__Stated goal__.
In the records that follow, locate every line with "dụng" and extract it.

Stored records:
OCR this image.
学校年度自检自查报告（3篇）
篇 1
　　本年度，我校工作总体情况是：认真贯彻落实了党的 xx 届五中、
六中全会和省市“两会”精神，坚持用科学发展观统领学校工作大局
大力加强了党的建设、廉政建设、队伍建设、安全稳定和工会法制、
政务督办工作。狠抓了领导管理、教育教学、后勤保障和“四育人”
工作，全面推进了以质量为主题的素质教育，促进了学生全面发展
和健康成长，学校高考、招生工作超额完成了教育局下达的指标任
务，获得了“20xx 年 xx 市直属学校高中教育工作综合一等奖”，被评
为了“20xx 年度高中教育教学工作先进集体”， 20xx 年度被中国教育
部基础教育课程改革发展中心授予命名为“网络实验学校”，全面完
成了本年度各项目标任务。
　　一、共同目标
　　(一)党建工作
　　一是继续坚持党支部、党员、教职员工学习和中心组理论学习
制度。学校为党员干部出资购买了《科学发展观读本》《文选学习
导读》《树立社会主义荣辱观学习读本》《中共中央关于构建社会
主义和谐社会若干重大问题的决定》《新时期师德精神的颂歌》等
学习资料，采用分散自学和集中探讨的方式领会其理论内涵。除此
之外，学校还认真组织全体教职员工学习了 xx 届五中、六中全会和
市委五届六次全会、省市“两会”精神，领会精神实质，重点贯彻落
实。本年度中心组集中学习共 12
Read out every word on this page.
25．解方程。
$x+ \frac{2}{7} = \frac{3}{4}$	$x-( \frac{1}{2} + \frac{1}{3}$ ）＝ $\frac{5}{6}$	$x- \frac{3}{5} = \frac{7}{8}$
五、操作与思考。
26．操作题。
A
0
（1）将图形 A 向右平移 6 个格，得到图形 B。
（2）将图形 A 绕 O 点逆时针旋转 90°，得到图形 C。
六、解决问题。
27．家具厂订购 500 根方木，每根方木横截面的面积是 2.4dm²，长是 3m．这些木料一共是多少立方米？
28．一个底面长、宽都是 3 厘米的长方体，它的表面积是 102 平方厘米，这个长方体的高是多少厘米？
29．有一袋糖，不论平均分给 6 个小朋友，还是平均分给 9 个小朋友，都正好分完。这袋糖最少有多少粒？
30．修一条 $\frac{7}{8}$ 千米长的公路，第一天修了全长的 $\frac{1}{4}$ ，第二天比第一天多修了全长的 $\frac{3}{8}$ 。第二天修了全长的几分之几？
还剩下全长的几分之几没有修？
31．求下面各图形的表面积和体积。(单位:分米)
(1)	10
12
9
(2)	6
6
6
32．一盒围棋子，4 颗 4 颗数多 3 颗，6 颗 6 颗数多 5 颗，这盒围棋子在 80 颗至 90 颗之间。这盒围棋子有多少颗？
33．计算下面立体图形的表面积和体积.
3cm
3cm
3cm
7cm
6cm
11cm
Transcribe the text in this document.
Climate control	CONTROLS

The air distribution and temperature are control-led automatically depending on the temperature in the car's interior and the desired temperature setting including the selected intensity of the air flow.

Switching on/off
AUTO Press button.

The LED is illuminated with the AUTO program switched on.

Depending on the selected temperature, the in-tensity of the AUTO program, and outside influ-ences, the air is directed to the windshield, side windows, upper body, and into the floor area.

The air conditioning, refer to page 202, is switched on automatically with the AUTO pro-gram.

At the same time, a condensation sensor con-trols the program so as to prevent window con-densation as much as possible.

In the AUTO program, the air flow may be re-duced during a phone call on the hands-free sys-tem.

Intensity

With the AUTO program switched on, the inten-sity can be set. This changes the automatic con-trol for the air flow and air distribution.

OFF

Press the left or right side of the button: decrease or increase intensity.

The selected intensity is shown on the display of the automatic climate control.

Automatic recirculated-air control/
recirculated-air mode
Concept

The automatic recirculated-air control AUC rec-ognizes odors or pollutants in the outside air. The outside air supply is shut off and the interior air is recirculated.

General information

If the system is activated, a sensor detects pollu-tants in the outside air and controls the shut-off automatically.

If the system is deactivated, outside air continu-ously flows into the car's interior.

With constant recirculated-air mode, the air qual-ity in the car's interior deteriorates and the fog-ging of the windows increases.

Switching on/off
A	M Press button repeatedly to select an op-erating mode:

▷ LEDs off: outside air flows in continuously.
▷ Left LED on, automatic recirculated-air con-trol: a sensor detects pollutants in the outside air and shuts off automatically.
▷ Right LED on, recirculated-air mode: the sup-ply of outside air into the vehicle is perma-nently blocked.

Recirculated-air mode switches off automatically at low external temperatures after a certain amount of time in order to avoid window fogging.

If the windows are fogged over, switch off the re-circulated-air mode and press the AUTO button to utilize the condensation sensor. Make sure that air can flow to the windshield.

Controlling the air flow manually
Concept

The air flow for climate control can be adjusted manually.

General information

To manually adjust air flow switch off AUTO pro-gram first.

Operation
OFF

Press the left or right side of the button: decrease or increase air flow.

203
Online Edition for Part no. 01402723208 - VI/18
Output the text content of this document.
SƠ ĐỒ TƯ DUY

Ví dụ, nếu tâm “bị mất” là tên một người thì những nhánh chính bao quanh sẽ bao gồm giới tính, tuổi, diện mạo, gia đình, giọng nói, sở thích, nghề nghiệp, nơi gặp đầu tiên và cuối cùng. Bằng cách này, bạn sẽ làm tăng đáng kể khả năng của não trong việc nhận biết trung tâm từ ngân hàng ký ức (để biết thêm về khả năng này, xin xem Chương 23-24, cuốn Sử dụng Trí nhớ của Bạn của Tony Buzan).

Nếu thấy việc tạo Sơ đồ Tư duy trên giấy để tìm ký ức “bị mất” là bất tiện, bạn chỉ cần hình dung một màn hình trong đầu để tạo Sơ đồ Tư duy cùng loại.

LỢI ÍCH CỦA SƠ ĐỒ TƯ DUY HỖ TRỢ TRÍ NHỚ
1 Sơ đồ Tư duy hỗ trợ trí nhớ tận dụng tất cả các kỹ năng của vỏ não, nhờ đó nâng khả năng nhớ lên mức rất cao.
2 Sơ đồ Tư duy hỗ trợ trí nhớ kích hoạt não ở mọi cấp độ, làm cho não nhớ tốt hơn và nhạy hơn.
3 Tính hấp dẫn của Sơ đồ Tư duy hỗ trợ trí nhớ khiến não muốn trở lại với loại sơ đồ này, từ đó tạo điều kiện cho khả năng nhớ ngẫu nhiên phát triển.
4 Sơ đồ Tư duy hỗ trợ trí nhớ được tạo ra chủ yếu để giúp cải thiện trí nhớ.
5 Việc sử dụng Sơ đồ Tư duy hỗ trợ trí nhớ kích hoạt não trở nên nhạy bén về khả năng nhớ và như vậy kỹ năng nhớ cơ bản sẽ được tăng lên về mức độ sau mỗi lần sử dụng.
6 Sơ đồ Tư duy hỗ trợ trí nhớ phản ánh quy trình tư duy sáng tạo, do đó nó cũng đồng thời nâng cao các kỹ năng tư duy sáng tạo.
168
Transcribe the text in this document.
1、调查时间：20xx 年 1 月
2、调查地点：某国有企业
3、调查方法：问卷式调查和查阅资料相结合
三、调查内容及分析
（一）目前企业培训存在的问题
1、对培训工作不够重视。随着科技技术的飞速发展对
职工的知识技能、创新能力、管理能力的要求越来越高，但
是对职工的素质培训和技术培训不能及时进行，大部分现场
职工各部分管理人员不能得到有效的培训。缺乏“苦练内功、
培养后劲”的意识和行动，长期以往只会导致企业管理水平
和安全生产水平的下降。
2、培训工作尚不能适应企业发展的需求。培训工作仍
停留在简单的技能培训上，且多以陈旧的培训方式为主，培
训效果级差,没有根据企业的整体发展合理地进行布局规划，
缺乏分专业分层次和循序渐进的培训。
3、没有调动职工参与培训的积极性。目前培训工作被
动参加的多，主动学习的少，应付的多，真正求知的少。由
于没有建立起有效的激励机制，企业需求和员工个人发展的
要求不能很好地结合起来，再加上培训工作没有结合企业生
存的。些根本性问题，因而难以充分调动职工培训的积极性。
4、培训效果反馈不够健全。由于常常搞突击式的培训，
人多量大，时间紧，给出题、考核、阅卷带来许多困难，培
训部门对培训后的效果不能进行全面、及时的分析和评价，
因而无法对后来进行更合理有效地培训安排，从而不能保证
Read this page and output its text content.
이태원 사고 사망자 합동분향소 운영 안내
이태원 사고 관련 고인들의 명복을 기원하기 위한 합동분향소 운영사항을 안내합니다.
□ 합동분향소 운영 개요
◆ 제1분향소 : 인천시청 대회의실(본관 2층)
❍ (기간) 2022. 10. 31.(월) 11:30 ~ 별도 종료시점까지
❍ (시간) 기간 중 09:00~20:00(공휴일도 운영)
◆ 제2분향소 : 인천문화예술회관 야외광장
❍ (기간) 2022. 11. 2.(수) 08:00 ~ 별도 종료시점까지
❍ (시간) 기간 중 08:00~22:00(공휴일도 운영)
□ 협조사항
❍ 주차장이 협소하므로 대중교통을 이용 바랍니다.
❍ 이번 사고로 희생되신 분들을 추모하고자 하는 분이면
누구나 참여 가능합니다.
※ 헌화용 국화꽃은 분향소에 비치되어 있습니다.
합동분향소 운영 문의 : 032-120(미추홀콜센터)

__Reply__.
Ví dụ, nếu tâm “bị mất” là tên một người thì những nhánh chính bao quanh sẽ bao gồm giới tính, tuổi, diện mạo, gia đình, giọng nói, sở thích, nghề nghiệp, nơi gặp đầu tiên và cuối cùng. Bằng cách này, bạn sẽ làm tăng đáng kể khả năng của não trong việc nhận biết trung tâm từ ngân hàng ký ức (để biết thêm về khả năng này, xin xem Chương 23-24, cuốn Sử dụng Trí nhớ của Bạn của Tony Buzan).
1 Sơ đồ Tư duy hỗ trợ trí nhớ tận dụng tất cả các kỹ năng của vỏ não, nhờ đó nâng khả năng nhớ lên mức rất cao.
5 Việc sử dụng Sơ đồ Tư duy hỗ trợ trí nhớ kích hoạt não trở nên nhạy bén về khả năng nhớ và như vậy kỹ năng nhớ cơ bản sẽ được tăng lên về mức độ sau mỗi lần sử dụng.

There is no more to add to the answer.